__Goal__: The entries below contain pictures. Retype everything except those pictures, exactly as given.

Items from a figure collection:
--- start ---
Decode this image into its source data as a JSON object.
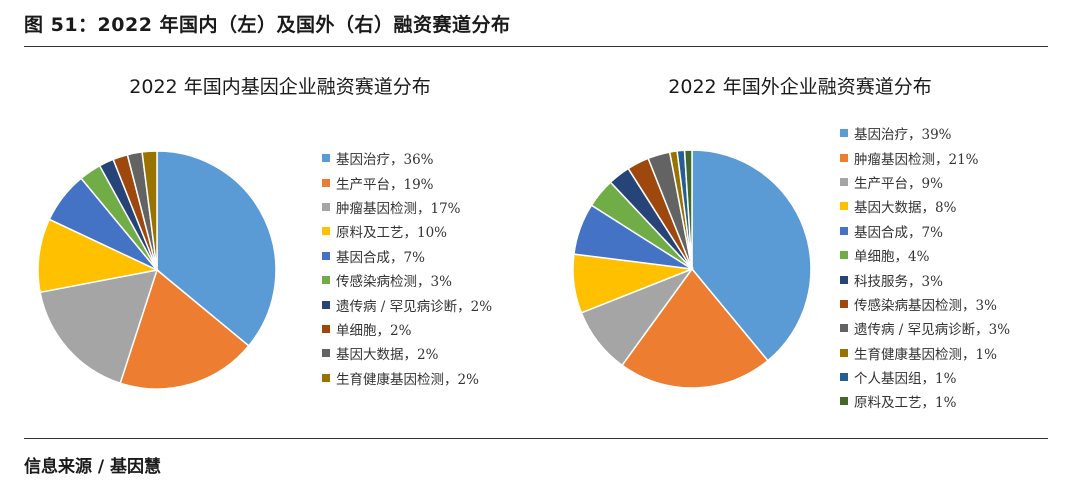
{
  "header": {
    "figure_title": "图 51：2022 年国内（左）及国外（右）融资赛道分布"
  },
  "footer": {
    "source": "信息来源 / 基因慧"
  },
  "chart_data": [
    {
      "type": "pie",
      "title": "2022 年国内基因企业融资赛道分布",
      "legend_position": "right",
      "slices": [
        {
          "label": "基因治疗，36%",
          "name": "基因治疗",
          "value": 36,
          "color": "#5b9bd5"
        },
        {
          "label": "生产平台，19%",
          "name": "生产平台",
          "value": 19,
          "color": "#ed7d31"
        },
        {
          "label": "肿瘤基因检测，17%",
          "name": "肿瘤基因检测",
          "value": 17,
          "color": "#a5a5a5"
        },
        {
          "label": "原料及工艺，10%",
          "name": "原料及工艺",
          "value": 10,
          "color": "#ffc000"
        },
        {
          "label": "基因合成，7%",
          "name": "基因合成",
          "value": 7,
          "color": "#4472c4"
        },
        {
          "label": "传感染病检测，3%",
          "name": "传感染病检测",
          "value": 3,
          "color": "#70ad47"
        },
        {
          "label": "遗传病 / 罕见病诊断，2%",
          "name": "遗传病/罕见病诊断",
          "value": 2,
          "color": "#264478"
        },
        {
          "label": "单细胞，2%",
          "name": "单细胞",
          "value": 2,
          "color": "#9e480e"
        },
        {
          "label": "基因大数据，2%",
          "name": "基因大数据",
          "value": 2,
          "color": "#636363"
        },
        {
          "label": "生育健康基因检测，2%",
          "name": "生育健康基因检测",
          "value": 2,
          "color": "#997300"
        }
      ]
    },
    {
      "type": "pie",
      "title": "2022 年国外企业融资赛道分布",
      "legend_position": "right",
      "slices": [
        {
          "label": "基因治疗，39%",
          "name": "基因治疗",
          "value": 39,
          "color": "#5b9bd5"
        },
        {
          "label": "肿瘤基因检测，21%",
          "name": "肿瘤基因检测",
          "value": 21,
          "color": "#ed7d31"
        },
        {
          "label": "生产平台，9%",
          "name": "生产平台",
          "value": 9,
          "color": "#a5a5a5"
        },
        {
          "label": "基因大数据，8%",
          "name": "基因大数据",
          "value": 8,
          "color": "#ffc000"
        },
        {
          "label": "基因合成，7%",
          "name": "基因合成",
          "value": 7,
          "color": "#4472c4"
        },
        {
          "label": "单细胞，4%",
          "name": "单细胞",
          "value": 4,
          "color": "#70ad47"
        },
        {
          "label": "科技服务，3%",
          "name": "科技服务",
          "value": 3,
          "color": "#264478"
        },
        {
          "label": "传感染病基因检测，3%",
          "name": "传感染病基因检测",
          "value": 3,
          "color": "#9e480e"
        },
        {
          "label": "遗传病 / 罕见病诊断，3%",
          "name": "遗传病/罕见病诊断",
          "value": 3,
          "color": "#636363"
        },
        {
          "label": "生育健康基因检测，1%",
          "name": "生育健康基因检测",
          "value": 1,
          "color": "#997300"
        },
        {
          "label": "个人基因组，1%",
          "name": "个人基因组",
          "value": 1,
          "color": "#255e91"
        },
        {
          "label": "原料及工艺，1%",
          "name": "原料及工艺",
          "value": 1,
          "color": "#43682b"
        }
      ]
    }
  ]
}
--- end ---
__Task output__:
Decode this image into its source data as a JSON object.
{
  "header": {
    "figure_title": "图 51：2022 年国内（左）及国外（右）融资赛道分布"
  },
  "footer": {
    "source": "信息来源 / 基因慧"
  },
  "chart_data": [
    {
      "type": "pie",
      "title": "2022 年国内基因企业融资赛道分布",
      "legend_position": "right",
      "slices": [
        {
          "label": "基因治疗，36%",
          "name": "基因治疗",
          "value": 36,
          "color": "#5b9bd5"
        },
        {
          "label": "生产平台，19%",
          "name": "生产平台",
          "value": 19,
          "color": "#ed7d31"
        },
        {
          "label": "肿瘤基因检测，17%",
          "name": "肿瘤基因检测",
          "value": 17,
          "color": "#a5a5a5"
        },
        {
          "label": "原料及工艺，10%",
          "name": "原料及工艺",
          "value": 10,
          "color": "#ffc000"
        },
        {
          "label": "基因合成，7%",
          "name": "基因合成",
          "value": 7,
          "color": "#4472c4"
        },
        {
          "label": "传感染病检测，3%",
          "name": "传感染病检测",
          "value": 3,
          "color": "#70ad47"
        },
        {
          "label": "遗传病 / 罕见病诊断，2%",
          "name": "遗传病/罕见病诊断",
          "value": 2,
          "color": "#264478"
        },
        {
          "label": "单细胞，2%",
          "name": "单细胞",
          "value": 2,
          "color": "#9e480e"
        },
        {
          "label": "基因大数据，2%",
          "name": "基因大数据",
          "value": 2,
          "color": "#636363"
        },
        {
          "label": "生育健康基因检测，2%",
          "name": "生育健康基因检测",
          "value": 2,
          "color": "#997300"
        }
      ]
    },
    {
      "type": "pie",
      "title": "2022 年国外企业融资赛道分布",
      "legend_position": "right",
      "slices": [
        {
          "label": "基因治疗，39%",
          "name": "基因治疗",
          "value": 39,
          "color": "#5b9bd5"
        },
        {
          "label": "肿瘤基因检测，21%",
          "name": "肿瘤基因检测",
          "value": 21,
          "color": "#ed7d31"
        },
        {
          "label": "生产平台，9%",
          "name": "生产平台",
          "value": 9,
          "color": "#a5a5a5"
        },
        {
          "label": "基因大数据，8%",
          "name": "基因大数据",
          "value": 8,
          "color": "#ffc000"
        },
        {
          "label": "基因合成，7%",
          "name": "基因合成",
          "value": 7,
          "color": "#4472c4"
        },
        {
          "label": "单细胞，4%",
          "name": "单细胞",
          "value": 4,
          "color": "#70ad47"
        },
        {
          "label": "科技服务，3%",
          "name": "科技服务",
          "value": 3,
          "color": "#264478"
        },
        {
          "label": "传感染病基因检测，3%",
          "name": "传感染病基因检测",
          "value": 3,
          "color": "#9e480e"
        },
        {
          "label": "遗传病 / 罕见病诊断，3%",
          "name": "遗传病/罕见病诊断",
          "value": 3,
          "color": "#636363"
        },
        {
          "label": "生育健康基因检测，1%",
          "name": "生育健康基因检测",
          "value": 1,
          "color": "#997300"
        },
        {
          "label": "个人基因组，1%",
          "name": "个人基因组",
          "value": 1,
          "color": "#255e91"
        },
        {
          "label": "原料及工艺，1%",
          "name": "原料及工艺",
          "value": 1,
          "color": "#43682b"
        }
      ]
    }
  ]
}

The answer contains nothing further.